Aim of the task
Give every line again exactly as it appears, please, but not the pictures.

Information shown
|---|

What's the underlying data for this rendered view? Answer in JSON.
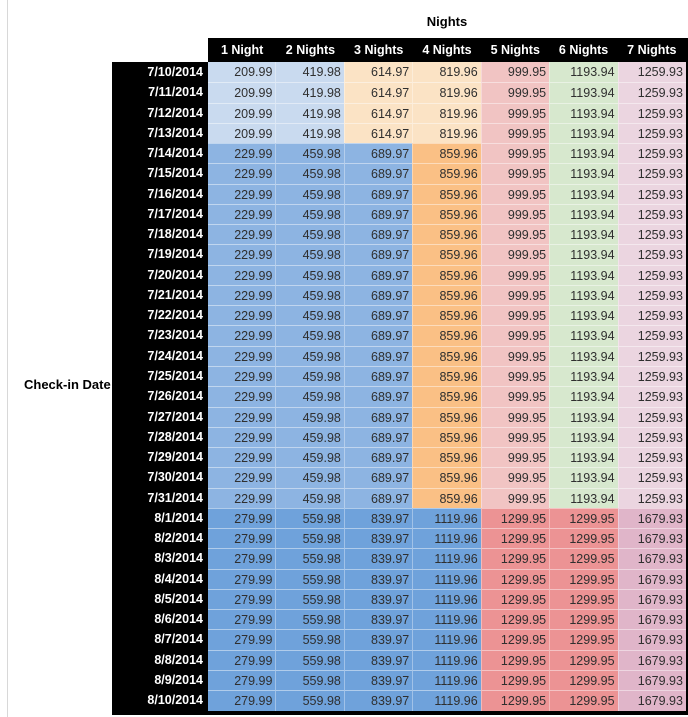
{
  "chart_data": {
    "type": "table",
    "title": "Nights",
    "row_label": "Check-in Date",
    "columns": [
      "1 Night",
      "2 Nights",
      "3 Nights",
      "4 Nights",
      "5 Nights",
      "6 Nights",
      "7 Nights"
    ],
    "rows": [
      {
        "date": "7/10/2014",
        "band": "early_july",
        "values": [
          209.99,
          419.98,
          614.97,
          819.96,
          999.95,
          1193.94,
          1259.93
        ]
      },
      {
        "date": "7/11/2014",
        "band": "early_july",
        "values": [
          209.99,
          419.98,
          614.97,
          819.96,
          999.95,
          1193.94,
          1259.93
        ]
      },
      {
        "date": "7/12/2014",
        "band": "early_july",
        "values": [
          209.99,
          419.98,
          614.97,
          819.96,
          999.95,
          1193.94,
          1259.93
        ]
      },
      {
        "date": "7/13/2014",
        "band": "early_july",
        "values": [
          209.99,
          419.98,
          614.97,
          819.96,
          999.95,
          1193.94,
          1259.93
        ]
      },
      {
        "date": "7/14/2014",
        "band": "mid_july",
        "values": [
          229.99,
          459.98,
          689.97,
          859.96,
          999.95,
          1193.94,
          1259.93
        ]
      },
      {
        "date": "7/15/2014",
        "band": "mid_july",
        "values": [
          229.99,
          459.98,
          689.97,
          859.96,
          999.95,
          1193.94,
          1259.93
        ]
      },
      {
        "date": "7/16/2014",
        "band": "mid_july",
        "values": [
          229.99,
          459.98,
          689.97,
          859.96,
          999.95,
          1193.94,
          1259.93
        ]
      },
      {
        "date": "7/17/2014",
        "band": "mid_july",
        "values": [
          229.99,
          459.98,
          689.97,
          859.96,
          999.95,
          1193.94,
          1259.93
        ]
      },
      {
        "date": "7/18/2014",
        "band": "mid_july",
        "values": [
          229.99,
          459.98,
          689.97,
          859.96,
          999.95,
          1193.94,
          1259.93
        ]
      },
      {
        "date": "7/19/2014",
        "band": "mid_july",
        "values": [
          229.99,
          459.98,
          689.97,
          859.96,
          999.95,
          1193.94,
          1259.93
        ]
      },
      {
        "date": "7/20/2014",
        "band": "mid_july",
        "values": [
          229.99,
          459.98,
          689.97,
          859.96,
          999.95,
          1193.94,
          1259.93
        ]
      },
      {
        "date": "7/21/2014",
        "band": "mid_july",
        "values": [
          229.99,
          459.98,
          689.97,
          859.96,
          999.95,
          1193.94,
          1259.93
        ]
      },
      {
        "date": "7/22/2014",
        "band": "mid_july",
        "values": [
          229.99,
          459.98,
          689.97,
          859.96,
          999.95,
          1193.94,
          1259.93
        ]
      },
      {
        "date": "7/23/2014",
        "band": "mid_july",
        "values": [
          229.99,
          459.98,
          689.97,
          859.96,
          999.95,
          1193.94,
          1259.93
        ]
      },
      {
        "date": "7/24/2014",
        "band": "mid_july",
        "values": [
          229.99,
          459.98,
          689.97,
          859.96,
          999.95,
          1193.94,
          1259.93
        ]
      },
      {
        "date": "7/25/2014",
        "band": "mid_july",
        "values": [
          229.99,
          459.98,
          689.97,
          859.96,
          999.95,
          1193.94,
          1259.93
        ]
      },
      {
        "date": "7/26/2014",
        "band": "mid_july",
        "values": [
          229.99,
          459.98,
          689.97,
          859.96,
          999.95,
          1193.94,
          1259.93
        ]
      },
      {
        "date": "7/27/2014",
        "band": "mid_july",
        "values": [
          229.99,
          459.98,
          689.97,
          859.96,
          999.95,
          1193.94,
          1259.93
        ]
      },
      {
        "date": "7/28/2014",
        "band": "mid_july",
        "values": [
          229.99,
          459.98,
          689.97,
          859.96,
          999.95,
          1193.94,
          1259.93
        ]
      },
      {
        "date": "7/29/2014",
        "band": "mid_july",
        "values": [
          229.99,
          459.98,
          689.97,
          859.96,
          999.95,
          1193.94,
          1259.93
        ]
      },
      {
        "date": "7/30/2014",
        "band": "mid_july",
        "values": [
          229.99,
          459.98,
          689.97,
          859.96,
          999.95,
          1193.94,
          1259.93
        ]
      },
      {
        "date": "7/31/2014",
        "band": "mid_july",
        "values": [
          229.99,
          459.98,
          689.97,
          859.96,
          999.95,
          1193.94,
          1259.93
        ]
      },
      {
        "date": "8/1/2014",
        "band": "august",
        "values": [
          279.99,
          559.98,
          839.97,
          1119.96,
          1299.95,
          1299.95,
          1679.93
        ]
      },
      {
        "date": "8/2/2014",
        "band": "august",
        "values": [
          279.99,
          559.98,
          839.97,
          1119.96,
          1299.95,
          1299.95,
          1679.93
        ]
      },
      {
        "date": "8/3/2014",
        "band": "august",
        "values": [
          279.99,
          559.98,
          839.97,
          1119.96,
          1299.95,
          1299.95,
          1679.93
        ]
      },
      {
        "date": "8/4/2014",
        "band": "august",
        "values": [
          279.99,
          559.98,
          839.97,
          1119.96,
          1299.95,
          1299.95,
          1679.93
        ]
      },
      {
        "date": "8/5/2014",
        "band": "august",
        "values": [
          279.99,
          559.98,
          839.97,
          1119.96,
          1299.95,
          1299.95,
          1679.93
        ]
      },
      {
        "date": "8/6/2014",
        "band": "august",
        "values": [
          279.99,
          559.98,
          839.97,
          1119.96,
          1299.95,
          1299.95,
          1679.93
        ]
      },
      {
        "date": "8/7/2014",
        "band": "august",
        "values": [
          279.99,
          559.98,
          839.97,
          1119.96,
          1299.95,
          1299.95,
          1679.93
        ]
      },
      {
        "date": "8/8/2014",
        "band": "august",
        "values": [
          279.99,
          559.98,
          839.97,
          1119.96,
          1299.95,
          1299.95,
          1679.93
        ]
      },
      {
        "date": "8/9/2014",
        "band": "august",
        "values": [
          279.99,
          559.98,
          839.97,
          1119.96,
          1299.95,
          1299.95,
          1679.93
        ]
      },
      {
        "date": "8/10/2014",
        "band": "august",
        "values": [
          279.99,
          559.98,
          839.97,
          1119.96,
          1299.95,
          1299.95,
          1679.93
        ]
      }
    ]
  },
  "colors": {
    "header_bg": "#000000",
    "header_text": "#FFFFFF",
    "value_text": "#2F2F2F",
    "light_blue": "#C9DAEF",
    "medium_blue": "#8DB4E2",
    "dark_blue": "#6FA2DB",
    "light_peach": "#FBE3C5",
    "orange": "#FAC085",
    "rose": "#F1C4C3",
    "salmon": "#EC9394",
    "green": "#D7E8CE",
    "light_pink": "#EBD5E0",
    "mauve": "#E0B5C9"
  },
  "cell_colors": {
    "early_july": [
      "#C9DAEF",
      "#C9DAEF",
      "#FBE3C5",
      "#FBE3C5",
      "#F1C4C3",
      "#D7E8CE",
      "#EBD5E0"
    ],
    "mid_july": [
      "#8DB4E2",
      "#8DB4E2",
      "#8DB4E2",
      "#FAC085",
      "#F1C4C3",
      "#D7E8CE",
      "#EBD5E0"
    ],
    "august": [
      "#6FA2DB",
      "#6FA2DB",
      "#6FA2DB",
      "#6FA2DB",
      "#EC9394",
      "#EC9394",
      "#E0B5C9"
    ]
  }
}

|---|

Result
What's the underlying data for this rendered view? Answer in JSON.
{
  "chart_data": {
    "type": "table",
    "title": "Nights",
    "row_label": "Check-in Date",
    "columns": [
      "1 Night",
      "2 Nights",
      "3 Nights",
      "4 Nights",
      "5 Nights",
      "6 Nights",
      "7 Nights"
    ],
    "rows": [
      {
        "date": "7/10/2014",
        "band": "early_july",
        "values": [
          209.99,
          419.98,
          614.97,
          819.96,
          999.95,
          1193.94,
          1259.93
        ]
      },
      {
        "date": "7/11/2014",
        "band": "early_july",
        "values": [
          209.99,
          419.98,
          614.97,
          819.96,
          999.95,
          1193.94,
          1259.93
        ]
      },
      {
        "date": "7/12/2014",
        "band": "early_july",
        "values": [
          209.99,
          419.98,
          614.97,
          819.96,
          999.95,
          1193.94,
          1259.93
        ]
      },
      {
        "date": "7/13/2014",
        "band": "early_july",
        "values": [
          209.99,
          419.98,
          614.97,
          819.96,
          999.95,
          1193.94,
          1259.93
        ]
      },
      {
        "date": "7/14/2014",
        "band": "mid_july",
        "values": [
          229.99,
          459.98,
          689.97,
          859.96,
          999.95,
          1193.94,
          1259.93
        ]
      },
      {
        "date": "7/15/2014",
        "band": "mid_july",
        "values": [
          229.99,
          459.98,
          689.97,
          859.96,
          999.95,
          1193.94,
          1259.93
        ]
      },
      {
        "date": "7/16/2014",
        "band": "mid_july",
        "values": [
          229.99,
          459.98,
          689.97,
          859.96,
          999.95,
          1193.94,
          1259.93
        ]
      },
      {
        "date": "7/17/2014",
        "band": "mid_july",
        "values": [
          229.99,
          459.98,
          689.97,
          859.96,
          999.95,
          1193.94,
          1259.93
        ]
      },
      {
        "date": "7/18/2014",
        "band": "mid_july",
        "values": [
          229.99,
          459.98,
          689.97,
          859.96,
          999.95,
          1193.94,
          1259.93
        ]
      },
      {
        "date": "7/19/2014",
        "band": "mid_july",
        "values": [
          229.99,
          459.98,
          689.97,
          859.96,
          999.95,
          1193.94,
          1259.93
        ]
      },
      {
        "date": "7/20/2014",
        "band": "mid_july",
        "values": [
          229.99,
          459.98,
          689.97,
          859.96,
          999.95,
          1193.94,
          1259.93
        ]
      },
      {
        "date": "7/21/2014",
        "band": "mid_july",
        "values": [
          229.99,
          459.98,
          689.97,
          859.96,
          999.95,
          1193.94,
          1259.93
        ]
      },
      {
        "date": "7/22/2014",
        "band": "mid_july",
        "values": [
          229.99,
          459.98,
          689.97,
          859.96,
          999.95,
          1193.94,
          1259.93
        ]
      },
      {
        "date": "7/23/2014",
        "band": "mid_july",
        "values": [
          229.99,
          459.98,
          689.97,
          859.96,
          999.95,
          1193.94,
          1259.93
        ]
      },
      {
        "date": "7/24/2014",
        "band": "mid_july",
        "values": [
          229.99,
          459.98,
          689.97,
          859.96,
          999.95,
          1193.94,
          1259.93
        ]
      },
      {
        "date": "7/25/2014",
        "band": "mid_july",
        "values": [
          229.99,
          459.98,
          689.97,
          859.96,
          999.95,
          1193.94,
          1259.93
        ]
      },
      {
        "date": "7/26/2014",
        "band": "mid_july",
        "values": [
          229.99,
          459.98,
          689.97,
          859.96,
          999.95,
          1193.94,
          1259.93
        ]
      },
      {
        "date": "7/27/2014",
        "band": "mid_july",
        "values": [
          229.99,
          459.98,
          689.97,
          859.96,
          999.95,
          1193.94,
          1259.93
        ]
      },
      {
        "date": "7/28/2014",
        "band": "mid_july",
        "values": [
          229.99,
          459.98,
          689.97,
          859.96,
          999.95,
          1193.94,
          1259.93
        ]
      },
      {
        "date": "7/29/2014",
        "band": "mid_july",
        "values": [
          229.99,
          459.98,
          689.97,
          859.96,
          999.95,
          1193.94,
          1259.93
        ]
      },
      {
        "date": "7/30/2014",
        "band": "mid_july",
        "values": [
          229.99,
          459.98,
          689.97,
          859.96,
          999.95,
          1193.94,
          1259.93
        ]
      },
      {
        "date": "7/31/2014",
        "band": "mid_july",
        "values": [
          229.99,
          459.98,
          689.97,
          859.96,
          999.95,
          1193.94,
          1259.93
        ]
      },
      {
        "date": "8/1/2014",
        "band": "august",
        "values": [
          279.99,
          559.98,
          839.97,
          1119.96,
          1299.95,
          1299.95,
          1679.93
        ]
      },
      {
        "date": "8/2/2014",
        "band": "august",
        "values": [
          279.99,
          559.98,
          839.97,
          1119.96,
          1299.95,
          1299.95,
          1679.93
        ]
      },
      {
        "date": "8/3/2014",
        "band": "august",
        "values": [
          279.99,
          559.98,
          839.97,
          1119.96,
          1299.95,
          1299.95,
          1679.93
        ]
      },
      {
        "date": "8/4/2014",
        "band": "august",
        "values": [
          279.99,
          559.98,
          839.97,
          1119.96,
          1299.95,
          1299.95,
          1679.93
        ]
      },
      {
        "date": "8/5/2014",
        "band": "august",
        "values": [
          279.99,
          559.98,
          839.97,
          1119.96,
          1299.95,
          1299.95,
          1679.93
        ]
      },
      {
        "date": "8/6/2014",
        "band": "august",
        "values": [
          279.99,
          559.98,
          839.97,
          1119.96,
          1299.95,
          1299.95,
          1679.93
        ]
      },
      {
        "date": "8/7/2014",
        "band": "august",
        "values": [
          279.99,
          559.98,
          839.97,
          1119.96,
          1299.95,
          1299.95,
          1679.93
        ]
      },
      {
        "date": "8/8/2014",
        "band": "august",
        "values": [
          279.99,
          559.98,
          839.97,
          1119.96,
          1299.95,
          1299.95,
          1679.93
        ]
      },
      {
        "date": "8/9/2014",
        "band": "august",
        "values": [
          279.99,
          559.98,
          839.97,
          1119.96,
          1299.95,
          1299.95,
          1679.93
        ]
      },
      {
        "date": "8/10/2014",
        "band": "august",
        "values": [
          279.99,
          559.98,
          839.97,
          1119.96,
          1299.95,
          1299.95,
          1679.93
        ]
      }
    ]
  },
  "colors": {
    "header_bg": "#000000",
    "header_text": "#FFFFFF",
    "value_text": "#2F2F2F",
    "light_blue": "#C9DAEF",
    "medium_blue": "#8DB4E2",
    "dark_blue": "#6FA2DB",
    "light_peach": "#FBE3C5",
    "orange": "#FAC085",
    "rose": "#F1C4C3",
    "salmon": "#EC9394",
    "green": "#D7E8CE",
    "light_pink": "#EBD5E0",
    "mauve": "#E0B5C9"
  },
  "cell_colors": {
    "early_july": [
      "#C9DAEF",
      "#C9DAEF",
      "#FBE3C5",
      "#FBE3C5",
      "#F1C4C3",
      "#D7E8CE",
      "#EBD5E0"
    ],
    "mid_july": [
      "#8DB4E2",
      "#8DB4E2",
      "#8DB4E2",
      "#FAC085",
      "#F1C4C3",
      "#D7E8CE",
      "#EBD5E0"
    ],
    "august": [
      "#6FA2DB",
      "#6FA2DB",
      "#6FA2DB",
      "#6FA2DB",
      "#EC9394",
      "#EC9394",
      "#E0B5C9"
    ]
  }
}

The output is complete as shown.